### Consigne de travail
Renvoyez à l'identique le passage du texte sur les îles Kouriles qui s'ouvre sur les mots « Celle-ci s’appelle Ouroup » et se clôt sur « Kounachir, la vingt-unième. ».

### Texte fourni
·····
Celle-ci s’appelle Ouroup ou Itourpou, si éloignée de Chimouchir, que de l’une on ne voit point l’autre. Itouroup est la dix-nëuvième ; Tchikoutan, la vingtième, et Kounachir, la vingt-unième.

La dernière, la plus grande, et la plus fameuse de toutes, est l’île Matsmaï. Ses habitans, nombreux comme ceux des trois précédentes, ont avec eux la même origine et la même langue. Les Japonais les appellent tous du nom général de peuples d’Ieso. « Ceci peut servir, dit Kracheninnikov, à corriger l’erreur des géographes qui ont donné le nom d’Ieso à une grande terre située au nord-est, près du Japon. »

Les habitans d’Ouroup et d’Itouroup commercèrent autrefois durant vingt-cinq ou trente ans avec les Kouriles voisines du Kamtchatka. Mais quelques-uns d’eux ayant été faits prisonniers dans l’île de Paramousir, le commerce et la navigation furent interrompus entre les Kouriles des deux extrémités de la chaîne.

Les premières et les dernières de ces îles, à l’exception de Matsmaï, n’ont presque pas de bois. L’île Kounachir est fangeuse et ferrugineuse, dit Steller : on y voit beaucoup de bêtes féroces, des ours, des chèvres sauvages, des renards, mais inférieurs à ceux du Kamtchatka. Les Japonais, dit-on, vont tous les ans y chercher des peaux de ces sortes d’animaux, pour des ustensiles, des meubles et des étoffes qu’ils y apportent en échange. D’autres prétendent que les habitans de Kounachir vont prendre à Matsmaï des étoffes du Japon, de soie et de coton, et des ustensiles de fer, pour les revendre aux îles d’Ouroup et d’Itouroup. Celles-ci donnent en retour des toiles d’ortie.

L’île Matsmaï, habitée par des Japonais, la plupart bannis, offre une ville de son nom, munie de fortifications. À la pointe du sud-ouest de l’île, est une garnison pour défendre le pays de l’invasion des Chinois et des incursions de la Corée. Le détroit, ou le bras de mer, qui passe entre cette île et le Japon, large en certains endroits de vingt verstes, se rétrécit en beaucoup d’autres, et partout est hérissé de caps et de rochers qui en rendent le passage très-difficile. Si l’on perd du temps, ou si l’on manque d’attention, les vaisseaux vont se briser sur ces écueils, ou sont emportés en haute mer par la rapidité des courans.
·····
### Matériel fourni
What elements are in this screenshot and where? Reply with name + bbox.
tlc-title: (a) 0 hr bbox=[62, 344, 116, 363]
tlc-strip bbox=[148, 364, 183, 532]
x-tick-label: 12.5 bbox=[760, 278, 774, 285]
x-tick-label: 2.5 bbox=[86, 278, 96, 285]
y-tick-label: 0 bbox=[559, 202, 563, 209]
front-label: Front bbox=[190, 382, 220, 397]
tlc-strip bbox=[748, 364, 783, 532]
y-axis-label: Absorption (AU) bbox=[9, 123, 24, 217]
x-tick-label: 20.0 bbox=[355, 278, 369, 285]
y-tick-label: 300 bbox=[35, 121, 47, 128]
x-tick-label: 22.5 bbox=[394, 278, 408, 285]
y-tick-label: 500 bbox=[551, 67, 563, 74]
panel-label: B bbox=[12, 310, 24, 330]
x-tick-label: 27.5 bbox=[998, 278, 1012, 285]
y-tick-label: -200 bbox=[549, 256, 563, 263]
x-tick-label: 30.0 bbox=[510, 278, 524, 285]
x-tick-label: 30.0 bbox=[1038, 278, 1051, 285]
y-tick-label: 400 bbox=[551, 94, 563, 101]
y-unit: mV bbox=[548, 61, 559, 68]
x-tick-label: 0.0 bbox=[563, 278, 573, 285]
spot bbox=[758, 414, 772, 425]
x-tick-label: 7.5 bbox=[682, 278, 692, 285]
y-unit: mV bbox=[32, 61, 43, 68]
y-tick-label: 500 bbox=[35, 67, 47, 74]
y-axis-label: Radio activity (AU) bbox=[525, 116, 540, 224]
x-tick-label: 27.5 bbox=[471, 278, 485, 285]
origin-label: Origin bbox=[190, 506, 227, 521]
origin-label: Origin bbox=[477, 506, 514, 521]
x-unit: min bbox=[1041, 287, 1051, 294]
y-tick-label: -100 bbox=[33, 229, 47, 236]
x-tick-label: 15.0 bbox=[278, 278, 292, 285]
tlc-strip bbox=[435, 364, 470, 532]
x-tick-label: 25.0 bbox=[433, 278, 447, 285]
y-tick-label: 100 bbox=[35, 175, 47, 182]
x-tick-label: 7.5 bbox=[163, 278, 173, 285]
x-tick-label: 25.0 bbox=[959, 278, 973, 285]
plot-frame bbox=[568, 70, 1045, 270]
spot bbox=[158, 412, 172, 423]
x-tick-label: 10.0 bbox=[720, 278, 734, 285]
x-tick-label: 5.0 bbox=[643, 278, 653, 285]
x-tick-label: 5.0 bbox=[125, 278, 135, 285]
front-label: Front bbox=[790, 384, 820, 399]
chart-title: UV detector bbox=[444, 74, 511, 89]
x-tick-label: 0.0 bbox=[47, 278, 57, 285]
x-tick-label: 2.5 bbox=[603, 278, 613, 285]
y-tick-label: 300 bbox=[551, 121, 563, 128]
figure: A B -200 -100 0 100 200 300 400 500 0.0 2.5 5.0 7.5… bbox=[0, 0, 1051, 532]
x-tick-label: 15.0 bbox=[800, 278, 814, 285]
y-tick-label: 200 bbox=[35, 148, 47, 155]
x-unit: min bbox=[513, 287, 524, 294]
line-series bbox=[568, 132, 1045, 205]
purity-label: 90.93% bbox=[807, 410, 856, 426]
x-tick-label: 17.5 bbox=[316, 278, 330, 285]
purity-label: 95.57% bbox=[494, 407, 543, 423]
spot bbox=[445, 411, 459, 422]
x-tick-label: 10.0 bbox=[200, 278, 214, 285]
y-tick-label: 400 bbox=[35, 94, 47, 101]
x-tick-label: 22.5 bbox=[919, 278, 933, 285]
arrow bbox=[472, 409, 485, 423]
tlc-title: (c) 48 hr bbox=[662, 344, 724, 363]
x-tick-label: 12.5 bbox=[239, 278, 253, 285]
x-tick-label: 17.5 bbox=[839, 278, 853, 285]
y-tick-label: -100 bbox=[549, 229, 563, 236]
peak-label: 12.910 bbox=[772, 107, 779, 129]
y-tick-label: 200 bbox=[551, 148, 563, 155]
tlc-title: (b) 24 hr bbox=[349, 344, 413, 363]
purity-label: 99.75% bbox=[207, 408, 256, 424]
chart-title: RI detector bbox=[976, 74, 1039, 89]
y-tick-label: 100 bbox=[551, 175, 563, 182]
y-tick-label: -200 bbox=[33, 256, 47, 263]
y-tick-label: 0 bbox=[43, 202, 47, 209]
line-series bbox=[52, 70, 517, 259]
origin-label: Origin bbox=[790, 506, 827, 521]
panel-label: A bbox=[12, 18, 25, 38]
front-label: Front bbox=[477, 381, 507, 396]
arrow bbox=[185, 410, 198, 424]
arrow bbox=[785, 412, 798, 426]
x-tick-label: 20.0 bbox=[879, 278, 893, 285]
·····
### Résultat attendu
Celle-ci s’appelle Ouroup ou Itourpou, si éloignée de Chimouchir, que de l’une on ne voit point l’autre. Itouroup est la dix-nëuvième ; Tchikoutan, la vingtième, et Kounachir, la vingt-unième.